__WHAT TO WORK ON__. Would you restate all the data that follows, word for word?

[Collection entries]

┌────────

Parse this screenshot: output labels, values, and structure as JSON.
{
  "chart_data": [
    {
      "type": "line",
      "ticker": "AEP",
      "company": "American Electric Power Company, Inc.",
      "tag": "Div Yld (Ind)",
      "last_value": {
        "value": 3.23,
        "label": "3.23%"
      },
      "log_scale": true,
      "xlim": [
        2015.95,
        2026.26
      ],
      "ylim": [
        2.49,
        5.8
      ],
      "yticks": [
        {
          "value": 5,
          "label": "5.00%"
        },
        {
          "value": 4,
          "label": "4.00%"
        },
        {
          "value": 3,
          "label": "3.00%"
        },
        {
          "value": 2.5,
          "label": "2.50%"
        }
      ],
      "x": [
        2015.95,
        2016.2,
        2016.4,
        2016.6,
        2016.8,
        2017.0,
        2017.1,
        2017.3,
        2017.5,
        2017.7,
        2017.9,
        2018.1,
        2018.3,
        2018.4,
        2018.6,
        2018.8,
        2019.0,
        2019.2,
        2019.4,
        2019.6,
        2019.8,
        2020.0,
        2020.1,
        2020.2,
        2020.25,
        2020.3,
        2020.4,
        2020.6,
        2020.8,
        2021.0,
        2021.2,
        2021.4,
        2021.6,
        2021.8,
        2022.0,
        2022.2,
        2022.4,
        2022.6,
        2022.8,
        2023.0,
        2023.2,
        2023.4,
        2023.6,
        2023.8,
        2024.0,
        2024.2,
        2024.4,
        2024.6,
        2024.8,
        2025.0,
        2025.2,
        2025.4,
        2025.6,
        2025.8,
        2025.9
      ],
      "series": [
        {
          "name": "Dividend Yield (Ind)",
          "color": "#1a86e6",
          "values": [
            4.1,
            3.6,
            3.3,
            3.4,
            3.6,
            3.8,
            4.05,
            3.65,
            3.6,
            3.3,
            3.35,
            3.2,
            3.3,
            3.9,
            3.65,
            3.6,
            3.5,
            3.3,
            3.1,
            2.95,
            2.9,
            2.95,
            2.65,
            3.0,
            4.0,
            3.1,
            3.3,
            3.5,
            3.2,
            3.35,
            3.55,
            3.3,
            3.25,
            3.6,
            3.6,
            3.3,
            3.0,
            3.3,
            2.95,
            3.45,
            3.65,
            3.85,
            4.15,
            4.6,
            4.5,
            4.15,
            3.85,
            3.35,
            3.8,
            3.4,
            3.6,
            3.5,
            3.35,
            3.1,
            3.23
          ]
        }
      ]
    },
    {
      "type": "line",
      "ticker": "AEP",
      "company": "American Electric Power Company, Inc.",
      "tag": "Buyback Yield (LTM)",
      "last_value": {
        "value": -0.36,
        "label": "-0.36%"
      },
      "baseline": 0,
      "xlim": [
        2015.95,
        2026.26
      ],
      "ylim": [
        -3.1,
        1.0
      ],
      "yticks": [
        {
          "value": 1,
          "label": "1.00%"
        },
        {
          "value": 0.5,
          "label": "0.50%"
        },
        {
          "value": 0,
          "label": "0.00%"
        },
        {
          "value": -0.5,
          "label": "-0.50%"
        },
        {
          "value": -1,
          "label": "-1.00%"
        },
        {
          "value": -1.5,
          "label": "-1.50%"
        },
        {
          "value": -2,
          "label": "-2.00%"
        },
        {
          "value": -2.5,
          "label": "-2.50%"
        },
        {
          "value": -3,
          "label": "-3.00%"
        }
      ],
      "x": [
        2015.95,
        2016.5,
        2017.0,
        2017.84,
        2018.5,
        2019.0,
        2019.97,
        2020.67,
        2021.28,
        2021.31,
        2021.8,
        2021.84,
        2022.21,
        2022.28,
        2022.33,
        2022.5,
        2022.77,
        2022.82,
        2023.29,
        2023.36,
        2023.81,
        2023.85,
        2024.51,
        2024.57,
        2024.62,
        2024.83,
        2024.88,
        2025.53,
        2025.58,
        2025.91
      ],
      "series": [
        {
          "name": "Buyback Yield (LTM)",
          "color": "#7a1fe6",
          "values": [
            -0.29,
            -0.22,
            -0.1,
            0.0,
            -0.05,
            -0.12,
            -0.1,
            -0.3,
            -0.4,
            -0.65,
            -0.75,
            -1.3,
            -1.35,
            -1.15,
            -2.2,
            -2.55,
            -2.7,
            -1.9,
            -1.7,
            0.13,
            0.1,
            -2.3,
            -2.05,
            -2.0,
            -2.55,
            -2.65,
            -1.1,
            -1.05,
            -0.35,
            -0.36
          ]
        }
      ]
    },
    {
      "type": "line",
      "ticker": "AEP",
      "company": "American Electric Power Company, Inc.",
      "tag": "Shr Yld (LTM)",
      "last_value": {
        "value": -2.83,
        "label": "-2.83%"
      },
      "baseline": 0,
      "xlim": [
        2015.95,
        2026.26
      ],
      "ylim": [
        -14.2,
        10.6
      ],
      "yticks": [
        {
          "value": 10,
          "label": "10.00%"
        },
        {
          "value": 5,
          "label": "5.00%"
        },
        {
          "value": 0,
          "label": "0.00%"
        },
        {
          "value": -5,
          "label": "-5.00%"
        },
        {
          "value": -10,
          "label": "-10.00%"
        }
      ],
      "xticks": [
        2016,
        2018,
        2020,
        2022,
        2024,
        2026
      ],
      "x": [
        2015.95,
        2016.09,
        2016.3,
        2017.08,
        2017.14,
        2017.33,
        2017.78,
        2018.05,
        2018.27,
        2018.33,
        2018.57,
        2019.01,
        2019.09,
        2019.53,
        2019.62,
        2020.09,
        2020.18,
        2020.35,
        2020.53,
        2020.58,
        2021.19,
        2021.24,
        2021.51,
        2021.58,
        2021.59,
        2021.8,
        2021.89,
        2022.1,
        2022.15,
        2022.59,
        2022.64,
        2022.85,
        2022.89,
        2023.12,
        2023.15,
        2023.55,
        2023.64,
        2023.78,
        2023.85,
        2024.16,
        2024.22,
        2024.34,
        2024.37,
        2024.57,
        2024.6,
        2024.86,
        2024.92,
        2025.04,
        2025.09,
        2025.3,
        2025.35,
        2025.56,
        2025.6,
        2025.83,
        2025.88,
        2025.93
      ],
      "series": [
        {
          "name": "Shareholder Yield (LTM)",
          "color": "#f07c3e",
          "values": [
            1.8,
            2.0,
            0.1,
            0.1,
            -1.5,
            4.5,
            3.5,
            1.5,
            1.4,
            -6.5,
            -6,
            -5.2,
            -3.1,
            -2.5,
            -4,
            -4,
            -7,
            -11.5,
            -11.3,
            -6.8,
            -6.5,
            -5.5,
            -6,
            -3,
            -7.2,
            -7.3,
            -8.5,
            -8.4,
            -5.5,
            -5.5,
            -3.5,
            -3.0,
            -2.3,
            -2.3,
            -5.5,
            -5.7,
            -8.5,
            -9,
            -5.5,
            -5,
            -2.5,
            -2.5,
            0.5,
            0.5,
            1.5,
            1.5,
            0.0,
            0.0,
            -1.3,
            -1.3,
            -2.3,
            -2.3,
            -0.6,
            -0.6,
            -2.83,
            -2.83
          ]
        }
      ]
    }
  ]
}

└────────

__SOLUTION FOR THIS EXERCISE__.
Parse this screenshot: output labels, values, and structure as JSON.
{
  "chart_data": [
    {
      "type": "line",
      "ticker": "AEP",
      "company": "American Electric Power Company, Inc.",
      "tag": "Div Yld (Ind)",
      "last_value": {
        "value": 3.23,
        "label": "3.23%"
      },
      "log_scale": true,
      "xlim": [
        2015.95,
        2026.26
      ],
      "ylim": [
        2.49,
        5.8
      ],
      "yticks": [
        {
          "value": 5,
          "label": "5.00%"
        },
        {
          "value": 4,
          "label": "4.00%"
        },
        {
          "value": 3,
          "label": "3.00%"
        },
        {
          "value": 2.5,
          "label": "2.50%"
        }
      ],
      "x": [
        2015.95,
        2016.2,
        2016.4,
        2016.6,
        2016.8,
        2017.0,
        2017.1,
        2017.3,
        2017.5,
        2017.7,
        2017.9,
        2018.1,
        2018.3,
        2018.4,
        2018.6,
        2018.8,
        2019.0,
        2019.2,
        2019.4,
        2019.6,
        2019.8,
        2020.0,
        2020.1,
        2020.2,
        2020.25,
        2020.3,
        2020.4,
        2020.6,
        2020.8,
        2021.0,
        2021.2,
        2021.4,
        2021.6,
        2021.8,
        2022.0,
        2022.2,
        2022.4,
        2022.6,
        2022.8,
        2023.0,
        2023.2,
        2023.4,
        2023.6,
        2023.8,
        2024.0,
        2024.2,
        2024.4,
        2024.6,
        2024.8,
        2025.0,
        2025.2,
        2025.4,
        2025.6,
        2025.8,
        2025.9
      ],
      "series": [
        {
          "name": "Dividend Yield (Ind)",
          "color": "#1a86e6",
          "values": [
            4.1,
            3.6,
            3.3,
            3.4,
            3.6,
            3.8,
            4.05,
            3.65,
            3.6,
            3.3,
            3.35,
            3.2,
            3.3,
            3.9,
            3.65,
            3.6,
            3.5,
            3.3,
            3.1,
            2.95,
            2.9,
            2.95,
            2.65,
            3.0,
            4.0,
            3.1,
            3.3,
            3.5,
            3.2,
            3.35,
            3.55,
            3.3,
            3.25,
            3.6,
            3.6,
            3.3,
            3.0,
            3.3,
            2.95,
            3.45,
            3.65,
            3.85,
            4.15,
            4.6,
            4.5,
            4.15,
            3.85,
            3.35,
            3.8,
            3.4,
            3.6,
            3.5,
            3.35,
            3.1,
            3.23
          ]
        }
      ]
    },
    {
      "type": "line",
      "ticker": "AEP",
      "company": "American Electric Power Company, Inc.",
      "tag": "Buyback Yield (LTM)",
      "last_value": {
        "value": -0.36,
        "label": "-0.36%"
      },
      "baseline": 0,
      "xlim": [
        2015.95,
        2026.26
      ],
      "ylim": [
        -3.1,
        1.0
      ],
      "yticks": [
        {
          "value": 1,
          "label": "1.00%"
        },
        {
          "value": 0.5,
          "label": "0.50%"
        },
        {
          "value": 0,
          "label": "0.00%"
        },
        {
          "value": -0.5,
          "label": "-0.50%"
        },
        {
          "value": -1,
          "label": "-1.00%"
        },
        {
          "value": -1.5,
          "label": "-1.50%"
        },
        {
          "value": -2,
          "label": "-2.00%"
        },
        {
          "value": -2.5,
          "label": "-2.50%"
        },
        {
          "value": -3,
          "label": "-3.00%"
        }
      ],
      "x": [
        2015.95,
        2016.5,
        2017.0,
        2017.84,
        2018.5,
        2019.0,
        2019.97,
        2020.67,
        2021.28,
        2021.31,
        2021.8,
        2021.84,
        2022.21,
        2022.28,
        2022.33,
        2022.5,
        2022.77,
        2022.82,
        2023.29,
        2023.36,
        2023.81,
        2023.85,
        2024.51,
        2024.57,
        2024.62,
        2024.83,
        2024.88,
        2025.53,
        2025.58,
        2025.91
      ],
      "series": [
        {
          "name": "Buyback Yield (LTM)",
          "color": "#7a1fe6",
          "values": [
            -0.29,
            -0.22,
            -0.1,
            0.0,
            -0.05,
            -0.12,
            -0.1,
            -0.3,
            -0.4,
            -0.65,
            -0.75,
            -1.3,
            -1.35,
            -1.15,
            -2.2,
            -2.55,
            -2.7,
            -1.9,
            -1.7,
            0.13,
            0.1,
            -2.3,
            -2.05,
            -2.0,
            -2.55,
            -2.65,
            -1.1,
            -1.05,
            -0.35,
            -0.36
          ]
        }
      ]
    },
    {
      "type": "line",
      "ticker": "AEP",
      "company": "American Electric Power Company, Inc.",
      "tag": "Shr Yld (LTM)",
      "last_value": {
        "value": -2.83,
        "label": "-2.83%"
      },
      "baseline": 0,
      "xlim": [
        2015.95,
        2026.26
      ],
      "ylim": [
        -14.2,
        10.6
      ],
      "yticks": [
        {
          "value": 10,
          "label": "10.00%"
        },
        {
          "value": 5,
          "label": "5.00%"
        },
        {
          "value": 0,
          "label": "0.00%"
        },
        {
          "value": -5,
          "label": "-5.00%"
        },
        {
          "value": -10,
          "label": "-10.00%"
        }
      ],
      "xticks": [
        2016,
        2018,
        2020,
        2022,
        2024,
        2026
      ],
      "x": [
        2015.95,
        2016.09,
        2016.3,
        2017.08,
        2017.14,
        2017.33,
        2017.78,
        2018.05,
        2018.27,
        2018.33,
        2018.57,
        2019.01,
        2019.09,
        2019.53,
        2019.62,
        2020.09,
        2020.18,
        2020.35,
        2020.53,
        2020.58,
        2021.19,
        2021.24,
        2021.51,
        2021.58,
        2021.59,
        2021.8,
        2021.89,
        2022.1,
        2022.15,
        2022.59,
        2022.64,
        2022.85,
        2022.89,
        2023.12,
        2023.15,
        2023.55,
        2023.64,
        2023.78,
        2023.85,
        2024.16,
        2024.22,
        2024.34,
        2024.37,
        2024.57,
        2024.6,
        2024.86,
        2024.92,
        2025.04,
        2025.09,
        2025.3,
        2025.35,
        2025.56,
        2025.6,
        2025.83,
        2025.88,
        2025.93
      ],
      "series": [
        {
          "name": "Shareholder Yield (LTM)",
          "color": "#f07c3e",
          "values": [
            1.8,
            2.0,
            0.1,
            0.1,
            -1.5,
            4.5,
            3.5,
            1.5,
            1.4,
            -6.5,
            -6,
            -5.2,
            -3.1,
            -2.5,
            -4,
            -4,
            -7,
            -11.5,
            -11.3,
            -6.8,
            -6.5,
            -5.5,
            -6,
            -3,
            -7.2,
            -7.3,
            -8.5,
            -8.4,
            -5.5,
            -5.5,
            -3.5,
            -3.0,
            -2.3,
            -2.3,
            -5.5,
            -5.7,
            -8.5,
            -9,
            -5.5,
            -5,
            -2.5,
            -2.5,
            0.5,
            0.5,
            1.5,
            1.5,
            0.0,
            0.0,
            -1.3,
            -1.3,
            -2.3,
            -2.3,
            -0.6,
            -0.6,
            -2.83,
            -2.83
          ]
        }
      ]
    }
  ]
}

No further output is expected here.